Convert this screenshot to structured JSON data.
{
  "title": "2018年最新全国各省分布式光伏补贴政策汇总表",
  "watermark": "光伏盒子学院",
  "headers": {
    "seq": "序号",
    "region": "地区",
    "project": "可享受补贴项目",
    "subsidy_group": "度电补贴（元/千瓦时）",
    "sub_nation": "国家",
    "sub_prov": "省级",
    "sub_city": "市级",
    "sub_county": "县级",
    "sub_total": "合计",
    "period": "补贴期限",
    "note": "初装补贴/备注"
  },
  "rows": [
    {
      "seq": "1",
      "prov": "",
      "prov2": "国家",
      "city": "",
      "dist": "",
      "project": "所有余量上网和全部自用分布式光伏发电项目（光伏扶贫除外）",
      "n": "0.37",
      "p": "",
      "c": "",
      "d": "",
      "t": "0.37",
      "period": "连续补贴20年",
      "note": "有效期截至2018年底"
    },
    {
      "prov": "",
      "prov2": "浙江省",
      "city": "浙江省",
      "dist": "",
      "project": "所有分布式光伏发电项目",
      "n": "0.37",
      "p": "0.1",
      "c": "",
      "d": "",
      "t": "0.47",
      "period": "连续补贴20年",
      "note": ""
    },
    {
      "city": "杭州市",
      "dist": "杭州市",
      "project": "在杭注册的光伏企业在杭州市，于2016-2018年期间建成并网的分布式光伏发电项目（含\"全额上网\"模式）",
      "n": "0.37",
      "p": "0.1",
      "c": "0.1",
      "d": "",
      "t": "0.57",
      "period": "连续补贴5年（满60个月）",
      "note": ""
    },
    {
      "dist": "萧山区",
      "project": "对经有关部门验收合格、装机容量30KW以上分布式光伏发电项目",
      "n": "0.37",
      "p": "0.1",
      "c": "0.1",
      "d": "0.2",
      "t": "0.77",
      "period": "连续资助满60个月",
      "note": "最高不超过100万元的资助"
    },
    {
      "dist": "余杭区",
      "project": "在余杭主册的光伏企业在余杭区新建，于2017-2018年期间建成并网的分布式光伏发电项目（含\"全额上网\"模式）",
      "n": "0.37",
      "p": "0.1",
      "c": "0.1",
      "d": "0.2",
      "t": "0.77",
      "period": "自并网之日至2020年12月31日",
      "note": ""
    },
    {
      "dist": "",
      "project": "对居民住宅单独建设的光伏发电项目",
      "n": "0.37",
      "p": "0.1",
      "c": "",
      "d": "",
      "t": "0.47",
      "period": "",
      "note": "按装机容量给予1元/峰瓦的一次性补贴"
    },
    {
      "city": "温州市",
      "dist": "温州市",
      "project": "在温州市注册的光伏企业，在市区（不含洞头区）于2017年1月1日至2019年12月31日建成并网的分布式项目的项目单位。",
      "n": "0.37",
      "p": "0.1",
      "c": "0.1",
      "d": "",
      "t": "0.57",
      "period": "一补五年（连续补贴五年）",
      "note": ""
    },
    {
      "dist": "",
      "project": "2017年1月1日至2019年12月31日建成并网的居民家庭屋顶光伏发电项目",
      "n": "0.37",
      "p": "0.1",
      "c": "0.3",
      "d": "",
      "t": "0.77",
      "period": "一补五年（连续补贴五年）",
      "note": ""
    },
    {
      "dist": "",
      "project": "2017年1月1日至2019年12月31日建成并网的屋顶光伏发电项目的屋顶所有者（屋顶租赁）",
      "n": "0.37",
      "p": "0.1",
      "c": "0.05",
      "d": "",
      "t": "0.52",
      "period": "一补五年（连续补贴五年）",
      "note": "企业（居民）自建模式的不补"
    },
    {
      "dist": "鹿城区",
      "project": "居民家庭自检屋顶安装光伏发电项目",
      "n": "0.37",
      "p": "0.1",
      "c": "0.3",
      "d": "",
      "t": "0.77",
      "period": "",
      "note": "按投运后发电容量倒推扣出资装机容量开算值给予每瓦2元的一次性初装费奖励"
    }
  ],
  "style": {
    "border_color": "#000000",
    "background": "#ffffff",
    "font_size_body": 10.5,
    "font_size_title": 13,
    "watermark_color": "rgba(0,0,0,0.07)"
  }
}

#####

Stated goal :: From the listing above, reproduce all the lines exactly.

In response ::
Convert this screenshot to structured JSON data.
{
  "title": "2018年最新全国各省分布式光伏补贴政策汇总表",
  "watermark": "光伏盒子学院",
  "headers": {
    "seq": "序号",
    "region": "地区",
    "project": "可享受补贴项目",
    "subsidy_group": "度电补贴（元/千瓦时）",
    "sub_nation": "国家",
    "sub_prov": "省级",
    "sub_city": "市级",
    "sub_county": "县级",
    "sub_total": "合计",
    "period": "补贴期限",
    "note": "初装补贴/备注"
  },
  "rows": [
    {
      "seq": "1",
      "prov": "",
      "prov2": "国家",
      "city": "",
      "dist": "",
      "project": "所有余量上网和全部自用分布式光伏发电项目（光伏扶贫除外）",
      "n": "0.37",
      "p": "",
      "c": "",
      "d": "",
      "t": "0.37",
      "period": "连续补贴20年",
      "note": "有效期截至2018年底"
    },
    {
      "prov": "",
      "prov2": "浙江省",
      "city": "浙江省",
      "dist": "",
      "project": "所有分布式光伏发电项目",
      "n": "0.37",
      "p": "0.1",
      "c": "",
      "d": "",
      "t": "0.47",
      "period": "连续补贴20年",
      "note": ""
    },
    {
      "city": "杭州市",
      "dist": "杭州市",
      "project": "在杭注册的光伏企业在杭州市，于2016-2018年期间建成并网的分布式光伏发电项目（含\"全额上网\"模式）",
      "n": "0.37",
      "p": "0.1",
      "c": "0.1",
      "d": "",
      "t": "0.57",
      "period": "连续补贴5年（满60个月）",
      "note": ""
    },
    {
      "dist": "萧山区",
      "project": "对经有关部门验收合格、装机容量30KW以上分布式光伏发电项目",
      "n": "0.37",
      "p": "0.1",
      "c": "0.1",
      "d": "0.2",
      "t": "0.77",
      "period": "连续资助满60个月",
      "note": "最高不超过100万元的资助"
    },
    {
      "dist": "余杭区",
      "project": "在余杭主册的光伏企业在余杭区新建，于2017-2018年期间建成并网的分布式光伏发电项目（含\"全额上网\"模式）",
      "n": "0.37",
      "p": "0.1",
      "c": "0.1",
      "d": "0.2",
      "t": "0.77",
      "period": "自并网之日至2020年12月31日",
      "note": ""
    },
    {
      "dist": "",
      "project": "对居民住宅单独建设的光伏发电项目",
      "n": "0.37",
      "p": "0.1",
      "c": "",
      "d": "",
      "t": "0.47",
      "period": "",
      "note": "按装机容量给予1元/峰瓦的一次性补贴"
    },
    {
      "city": "温州市",
      "dist": "温州市",
      "project": "在温州市注册的光伏企业，在市区（不含洞头区）于2017年1月1日至2019年12月31日建成并网的分布式项目的项目单位。",
      "n": "0.37",
      "p": "0.1",
      "c": "0.1",
      "d": "",
      "t": "0.57",
      "period": "一补五年（连续补贴五年）",
      "note": ""
    },
    {
      "dist": "",
      "project": "2017年1月1日至2019年12月31日建成并网的居民家庭屋顶光伏发电项目",
      "n": "0.37",
      "p": "0.1",
      "c": "0.3",
      "d": "",
      "t": "0.77",
      "period": "一补五年（连续补贴五年）",
      "note": ""
    },
    {
      "dist": "",
      "project": "2017年1月1日至2019年12月31日建成并网的屋顶光伏发电项目的屋顶所有者（屋顶租赁）",
      "n": "0.37",
      "p": "0.1",
      "c": "0.05",
      "d": "",
      "t": "0.52",
      "period": "一补五年（连续补贴五年）",
      "note": "企业（居民）自建模式的不补"
    },
    {
      "dist": "鹿城区",
      "project": "居民家庭自检屋顶安装光伏发电项目",
      "n": "0.37",
      "p": "0.1",
      "c": "0.3",
      "d": "",
      "t": "0.77",
      "period": "",
      "note": "按投运后发电容量倒推扣出资装机容量开算值给予每瓦2元的一次性初装费奖励"
    }
  ],
  "style": {
    "border_color": "#000000",
    "background": "#ffffff",
    "font_size_body": 10.5,
    "font_size_title": 13,
    "watermark_color": "rgba(0,0,0,0.07)"
  }
}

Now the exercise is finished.